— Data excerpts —
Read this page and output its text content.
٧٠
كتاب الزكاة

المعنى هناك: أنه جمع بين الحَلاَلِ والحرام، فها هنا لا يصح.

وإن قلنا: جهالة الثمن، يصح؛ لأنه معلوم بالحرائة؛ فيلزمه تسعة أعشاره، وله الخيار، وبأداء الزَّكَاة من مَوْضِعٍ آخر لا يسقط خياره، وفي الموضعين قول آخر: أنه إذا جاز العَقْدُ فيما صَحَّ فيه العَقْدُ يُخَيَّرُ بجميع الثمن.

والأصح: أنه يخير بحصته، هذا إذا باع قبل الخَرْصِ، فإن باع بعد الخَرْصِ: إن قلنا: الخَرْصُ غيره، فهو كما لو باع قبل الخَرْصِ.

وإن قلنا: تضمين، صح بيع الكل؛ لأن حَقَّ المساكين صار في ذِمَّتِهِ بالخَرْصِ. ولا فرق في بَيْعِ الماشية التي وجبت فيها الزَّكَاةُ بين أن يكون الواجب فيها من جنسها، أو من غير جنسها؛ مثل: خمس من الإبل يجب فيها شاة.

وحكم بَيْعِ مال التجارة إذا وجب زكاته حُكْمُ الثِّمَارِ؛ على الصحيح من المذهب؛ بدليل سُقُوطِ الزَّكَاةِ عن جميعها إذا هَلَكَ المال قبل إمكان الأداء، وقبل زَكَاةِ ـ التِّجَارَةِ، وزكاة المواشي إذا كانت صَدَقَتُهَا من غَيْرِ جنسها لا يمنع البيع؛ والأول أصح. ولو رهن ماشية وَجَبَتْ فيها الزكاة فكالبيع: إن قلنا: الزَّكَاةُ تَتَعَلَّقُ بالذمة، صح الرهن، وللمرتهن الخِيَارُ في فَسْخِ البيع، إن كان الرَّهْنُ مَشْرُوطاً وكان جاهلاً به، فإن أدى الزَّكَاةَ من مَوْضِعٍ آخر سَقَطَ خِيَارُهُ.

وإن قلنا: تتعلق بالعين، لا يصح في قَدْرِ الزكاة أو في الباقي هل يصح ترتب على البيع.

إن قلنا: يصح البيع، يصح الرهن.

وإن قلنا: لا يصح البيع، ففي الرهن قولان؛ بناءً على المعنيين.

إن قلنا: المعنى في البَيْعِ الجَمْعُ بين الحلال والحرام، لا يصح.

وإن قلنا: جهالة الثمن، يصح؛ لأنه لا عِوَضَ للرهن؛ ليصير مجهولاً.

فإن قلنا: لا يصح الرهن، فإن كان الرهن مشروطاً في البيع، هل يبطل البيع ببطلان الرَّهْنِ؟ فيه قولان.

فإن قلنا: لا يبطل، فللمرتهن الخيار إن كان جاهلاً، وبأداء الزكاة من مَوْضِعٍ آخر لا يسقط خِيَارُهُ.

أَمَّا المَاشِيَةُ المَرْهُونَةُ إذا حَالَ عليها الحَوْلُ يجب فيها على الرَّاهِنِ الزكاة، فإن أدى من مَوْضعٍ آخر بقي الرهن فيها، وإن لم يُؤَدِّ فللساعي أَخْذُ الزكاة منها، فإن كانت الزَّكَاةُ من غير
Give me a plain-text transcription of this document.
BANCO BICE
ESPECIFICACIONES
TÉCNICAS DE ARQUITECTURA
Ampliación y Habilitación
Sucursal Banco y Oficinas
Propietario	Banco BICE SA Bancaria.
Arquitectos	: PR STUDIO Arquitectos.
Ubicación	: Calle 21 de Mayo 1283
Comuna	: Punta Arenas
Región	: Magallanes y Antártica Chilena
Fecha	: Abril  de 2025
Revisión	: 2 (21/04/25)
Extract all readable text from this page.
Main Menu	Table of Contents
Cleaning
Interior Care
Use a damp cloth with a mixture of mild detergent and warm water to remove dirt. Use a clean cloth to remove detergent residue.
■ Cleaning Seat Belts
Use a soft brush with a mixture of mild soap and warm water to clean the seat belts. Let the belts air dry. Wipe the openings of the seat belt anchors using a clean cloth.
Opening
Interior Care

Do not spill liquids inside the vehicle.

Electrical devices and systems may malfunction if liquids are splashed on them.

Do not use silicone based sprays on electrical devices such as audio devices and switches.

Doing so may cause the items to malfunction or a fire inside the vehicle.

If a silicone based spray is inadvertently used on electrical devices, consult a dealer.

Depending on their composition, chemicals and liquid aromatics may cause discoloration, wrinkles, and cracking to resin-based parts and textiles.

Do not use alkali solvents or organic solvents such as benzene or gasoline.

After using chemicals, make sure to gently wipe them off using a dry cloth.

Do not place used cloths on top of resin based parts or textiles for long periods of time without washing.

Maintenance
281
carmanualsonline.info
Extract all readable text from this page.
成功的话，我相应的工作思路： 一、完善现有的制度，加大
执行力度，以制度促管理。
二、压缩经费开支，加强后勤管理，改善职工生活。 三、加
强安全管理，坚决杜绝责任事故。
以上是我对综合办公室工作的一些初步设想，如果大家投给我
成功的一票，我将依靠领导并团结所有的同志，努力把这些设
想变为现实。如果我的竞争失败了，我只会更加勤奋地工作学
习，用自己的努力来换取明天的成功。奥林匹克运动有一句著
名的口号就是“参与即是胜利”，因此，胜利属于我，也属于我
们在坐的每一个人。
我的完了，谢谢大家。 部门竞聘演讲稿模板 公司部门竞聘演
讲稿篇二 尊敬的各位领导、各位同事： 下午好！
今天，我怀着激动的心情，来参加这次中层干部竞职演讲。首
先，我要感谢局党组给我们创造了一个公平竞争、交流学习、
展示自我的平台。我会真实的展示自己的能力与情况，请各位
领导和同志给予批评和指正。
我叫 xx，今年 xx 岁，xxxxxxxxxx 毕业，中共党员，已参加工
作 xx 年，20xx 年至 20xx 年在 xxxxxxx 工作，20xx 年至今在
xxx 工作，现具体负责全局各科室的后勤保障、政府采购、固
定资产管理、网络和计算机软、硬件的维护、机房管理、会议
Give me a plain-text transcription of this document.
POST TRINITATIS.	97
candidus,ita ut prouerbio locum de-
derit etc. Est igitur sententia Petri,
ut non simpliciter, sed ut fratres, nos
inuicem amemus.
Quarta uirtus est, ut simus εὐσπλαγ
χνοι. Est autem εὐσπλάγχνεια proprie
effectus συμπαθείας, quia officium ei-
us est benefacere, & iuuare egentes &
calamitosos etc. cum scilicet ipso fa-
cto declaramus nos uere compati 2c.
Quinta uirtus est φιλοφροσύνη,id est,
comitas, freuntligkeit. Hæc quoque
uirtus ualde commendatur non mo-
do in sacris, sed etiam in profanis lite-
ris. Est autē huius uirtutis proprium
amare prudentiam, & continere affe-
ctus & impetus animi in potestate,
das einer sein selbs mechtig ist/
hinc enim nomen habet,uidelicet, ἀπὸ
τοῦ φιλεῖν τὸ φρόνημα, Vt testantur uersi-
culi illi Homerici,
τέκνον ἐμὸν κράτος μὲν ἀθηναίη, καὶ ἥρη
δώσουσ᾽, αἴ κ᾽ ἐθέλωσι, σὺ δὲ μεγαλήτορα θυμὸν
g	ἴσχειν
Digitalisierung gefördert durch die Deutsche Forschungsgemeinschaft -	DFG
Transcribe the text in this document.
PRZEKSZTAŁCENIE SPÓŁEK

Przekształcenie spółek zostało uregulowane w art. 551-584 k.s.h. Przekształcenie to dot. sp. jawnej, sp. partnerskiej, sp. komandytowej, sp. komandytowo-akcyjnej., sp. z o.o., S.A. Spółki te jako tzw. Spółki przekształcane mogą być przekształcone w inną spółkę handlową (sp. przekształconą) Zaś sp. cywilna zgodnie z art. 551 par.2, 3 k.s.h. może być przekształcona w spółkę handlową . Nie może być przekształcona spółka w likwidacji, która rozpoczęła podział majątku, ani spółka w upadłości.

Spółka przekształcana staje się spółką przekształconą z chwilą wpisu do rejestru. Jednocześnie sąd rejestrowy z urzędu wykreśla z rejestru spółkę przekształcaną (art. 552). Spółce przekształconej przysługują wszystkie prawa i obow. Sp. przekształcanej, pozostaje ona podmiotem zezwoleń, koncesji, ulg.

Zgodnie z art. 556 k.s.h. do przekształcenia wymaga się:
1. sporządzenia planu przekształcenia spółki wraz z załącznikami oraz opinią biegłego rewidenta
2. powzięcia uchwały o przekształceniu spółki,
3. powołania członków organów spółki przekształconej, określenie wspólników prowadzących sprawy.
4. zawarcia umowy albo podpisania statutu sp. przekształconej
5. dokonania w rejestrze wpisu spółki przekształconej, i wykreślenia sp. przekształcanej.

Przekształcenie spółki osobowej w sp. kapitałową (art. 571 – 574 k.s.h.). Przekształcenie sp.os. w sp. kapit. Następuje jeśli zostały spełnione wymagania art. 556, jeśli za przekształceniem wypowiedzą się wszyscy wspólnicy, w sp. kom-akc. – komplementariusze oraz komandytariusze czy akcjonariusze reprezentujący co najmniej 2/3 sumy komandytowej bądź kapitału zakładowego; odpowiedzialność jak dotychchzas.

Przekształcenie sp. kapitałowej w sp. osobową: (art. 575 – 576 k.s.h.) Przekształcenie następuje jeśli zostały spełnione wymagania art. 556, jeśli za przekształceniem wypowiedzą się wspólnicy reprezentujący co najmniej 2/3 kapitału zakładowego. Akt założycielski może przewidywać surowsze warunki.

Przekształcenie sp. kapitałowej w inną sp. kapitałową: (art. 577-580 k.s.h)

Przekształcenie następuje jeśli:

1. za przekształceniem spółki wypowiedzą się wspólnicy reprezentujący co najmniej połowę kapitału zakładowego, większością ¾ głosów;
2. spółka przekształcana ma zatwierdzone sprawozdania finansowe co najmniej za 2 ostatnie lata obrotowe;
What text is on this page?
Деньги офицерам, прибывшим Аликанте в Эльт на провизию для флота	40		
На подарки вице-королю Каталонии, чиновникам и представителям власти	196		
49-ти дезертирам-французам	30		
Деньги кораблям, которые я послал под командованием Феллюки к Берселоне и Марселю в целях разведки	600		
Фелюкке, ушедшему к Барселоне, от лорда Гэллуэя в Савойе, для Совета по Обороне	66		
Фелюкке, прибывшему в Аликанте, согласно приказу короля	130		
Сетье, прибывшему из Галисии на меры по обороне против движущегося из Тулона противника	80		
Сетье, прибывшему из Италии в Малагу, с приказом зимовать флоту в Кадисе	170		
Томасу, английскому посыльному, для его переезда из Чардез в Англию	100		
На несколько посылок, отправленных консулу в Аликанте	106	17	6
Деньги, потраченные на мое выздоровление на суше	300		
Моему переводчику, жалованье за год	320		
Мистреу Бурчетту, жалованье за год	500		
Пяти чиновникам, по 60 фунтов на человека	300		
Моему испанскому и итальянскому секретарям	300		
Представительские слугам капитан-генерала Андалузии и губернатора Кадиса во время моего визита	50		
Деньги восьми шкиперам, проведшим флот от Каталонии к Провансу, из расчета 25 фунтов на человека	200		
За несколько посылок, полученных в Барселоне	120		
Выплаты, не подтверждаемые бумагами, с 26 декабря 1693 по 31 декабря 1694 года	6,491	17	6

— Challenge —
Copy all lines from the material that include "جهالة".

— Task response —
وإن قلنا: جهالة الثمن، يصح؛ لأنه معلوم بالحرائة؛ فيلزمه تسعة أعشاره، وله الخيار، وبأداء الزَّكَاة من مَوْضِعٍ آخر لا يسقط خياره، وفي الموضعين قول آخر: أنه إذا جاز العَقْدُ فيما صَحَّ فيه العَقْدُ يُخَيَّرُ بجميع الثمن.
وإن قلنا: جهالة الثمن، يصح؛ لأنه لا عِوَضَ للرهن؛ ليصير مجهولاً.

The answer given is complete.